| Problem statement |
Rewrite the items from the start up to and including the line with "ps-map-hotspot [210, 352, 226, 372]", replacing "x-tick-label" with "horizontal-tick-label" and leaving everything else unchanged.

| Data supplied |
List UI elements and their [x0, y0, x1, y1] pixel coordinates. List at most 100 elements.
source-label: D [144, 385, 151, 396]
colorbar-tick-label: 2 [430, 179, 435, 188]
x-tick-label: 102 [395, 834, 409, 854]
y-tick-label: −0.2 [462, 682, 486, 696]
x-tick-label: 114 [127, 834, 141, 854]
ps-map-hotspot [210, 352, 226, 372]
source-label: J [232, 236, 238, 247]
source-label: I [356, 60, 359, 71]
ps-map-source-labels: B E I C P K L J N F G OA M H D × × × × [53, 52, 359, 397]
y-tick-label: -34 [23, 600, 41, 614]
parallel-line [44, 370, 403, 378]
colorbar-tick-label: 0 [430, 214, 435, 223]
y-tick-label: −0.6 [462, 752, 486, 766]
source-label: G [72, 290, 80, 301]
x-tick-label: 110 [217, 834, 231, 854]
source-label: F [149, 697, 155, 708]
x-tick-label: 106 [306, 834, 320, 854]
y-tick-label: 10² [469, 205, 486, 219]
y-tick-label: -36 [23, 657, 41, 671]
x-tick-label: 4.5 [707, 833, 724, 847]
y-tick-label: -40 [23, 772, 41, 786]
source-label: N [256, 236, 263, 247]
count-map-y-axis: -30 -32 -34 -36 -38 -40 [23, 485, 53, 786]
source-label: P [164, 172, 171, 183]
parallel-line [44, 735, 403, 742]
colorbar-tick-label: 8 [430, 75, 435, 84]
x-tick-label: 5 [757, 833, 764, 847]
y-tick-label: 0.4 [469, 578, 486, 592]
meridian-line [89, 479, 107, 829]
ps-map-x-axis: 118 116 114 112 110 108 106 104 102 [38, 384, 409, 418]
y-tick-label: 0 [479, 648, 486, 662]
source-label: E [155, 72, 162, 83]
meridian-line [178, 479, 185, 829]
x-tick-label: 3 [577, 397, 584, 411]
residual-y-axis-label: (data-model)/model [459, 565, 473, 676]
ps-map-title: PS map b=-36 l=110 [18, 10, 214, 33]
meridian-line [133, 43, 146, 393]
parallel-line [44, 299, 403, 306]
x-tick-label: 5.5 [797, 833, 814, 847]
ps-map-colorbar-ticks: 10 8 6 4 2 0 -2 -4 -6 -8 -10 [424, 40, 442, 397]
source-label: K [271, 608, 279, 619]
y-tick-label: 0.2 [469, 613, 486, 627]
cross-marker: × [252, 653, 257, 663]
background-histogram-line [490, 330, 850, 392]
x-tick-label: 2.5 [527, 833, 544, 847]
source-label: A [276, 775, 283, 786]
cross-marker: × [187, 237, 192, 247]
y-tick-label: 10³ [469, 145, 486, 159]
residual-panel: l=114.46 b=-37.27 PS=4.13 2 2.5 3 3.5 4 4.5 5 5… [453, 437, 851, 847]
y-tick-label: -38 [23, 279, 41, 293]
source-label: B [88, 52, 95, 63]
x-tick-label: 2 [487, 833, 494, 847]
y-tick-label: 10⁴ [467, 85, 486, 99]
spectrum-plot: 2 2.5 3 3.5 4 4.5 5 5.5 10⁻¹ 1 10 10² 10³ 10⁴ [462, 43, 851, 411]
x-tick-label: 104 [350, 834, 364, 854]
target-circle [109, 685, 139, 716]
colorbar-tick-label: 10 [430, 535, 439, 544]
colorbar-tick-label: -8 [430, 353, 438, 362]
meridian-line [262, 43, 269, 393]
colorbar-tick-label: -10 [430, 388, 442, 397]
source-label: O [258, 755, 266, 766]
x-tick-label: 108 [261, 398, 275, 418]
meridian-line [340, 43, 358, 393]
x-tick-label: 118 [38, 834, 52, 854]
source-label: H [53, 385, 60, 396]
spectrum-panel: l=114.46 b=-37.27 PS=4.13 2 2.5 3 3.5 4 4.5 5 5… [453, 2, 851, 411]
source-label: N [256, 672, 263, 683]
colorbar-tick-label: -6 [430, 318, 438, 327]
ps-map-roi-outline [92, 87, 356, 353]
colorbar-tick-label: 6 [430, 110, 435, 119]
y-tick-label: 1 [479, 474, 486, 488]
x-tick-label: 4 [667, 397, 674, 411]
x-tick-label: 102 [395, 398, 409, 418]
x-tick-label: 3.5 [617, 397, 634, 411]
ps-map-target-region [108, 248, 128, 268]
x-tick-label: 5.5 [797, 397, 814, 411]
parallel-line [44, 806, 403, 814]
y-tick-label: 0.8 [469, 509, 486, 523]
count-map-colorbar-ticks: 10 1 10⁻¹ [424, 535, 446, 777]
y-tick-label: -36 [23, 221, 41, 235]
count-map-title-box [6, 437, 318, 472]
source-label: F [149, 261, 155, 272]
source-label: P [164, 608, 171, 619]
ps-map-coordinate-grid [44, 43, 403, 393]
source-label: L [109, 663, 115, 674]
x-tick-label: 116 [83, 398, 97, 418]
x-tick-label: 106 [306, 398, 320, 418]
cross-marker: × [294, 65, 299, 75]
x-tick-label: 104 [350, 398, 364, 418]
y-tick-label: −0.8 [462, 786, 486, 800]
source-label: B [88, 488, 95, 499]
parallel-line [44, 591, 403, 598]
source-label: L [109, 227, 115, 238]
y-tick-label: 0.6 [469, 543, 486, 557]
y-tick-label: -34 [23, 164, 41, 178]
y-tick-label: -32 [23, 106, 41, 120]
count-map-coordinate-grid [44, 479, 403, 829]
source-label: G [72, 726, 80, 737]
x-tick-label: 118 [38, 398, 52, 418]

| Task output |
List UI elements and their [x0, y0, x1, y1] pixel coordinates. List at most 100 elements.
source-label: D [144, 385, 151, 396]
colorbar-tick-label: 2 [430, 179, 435, 188]
horizontal-tick-label: 102 [395, 834, 409, 854]
y-tick-label: −0.2 [462, 682, 486, 696]
horizontal-tick-label: 114 [127, 834, 141, 854]
ps-map-hotspot [210, 352, 226, 372]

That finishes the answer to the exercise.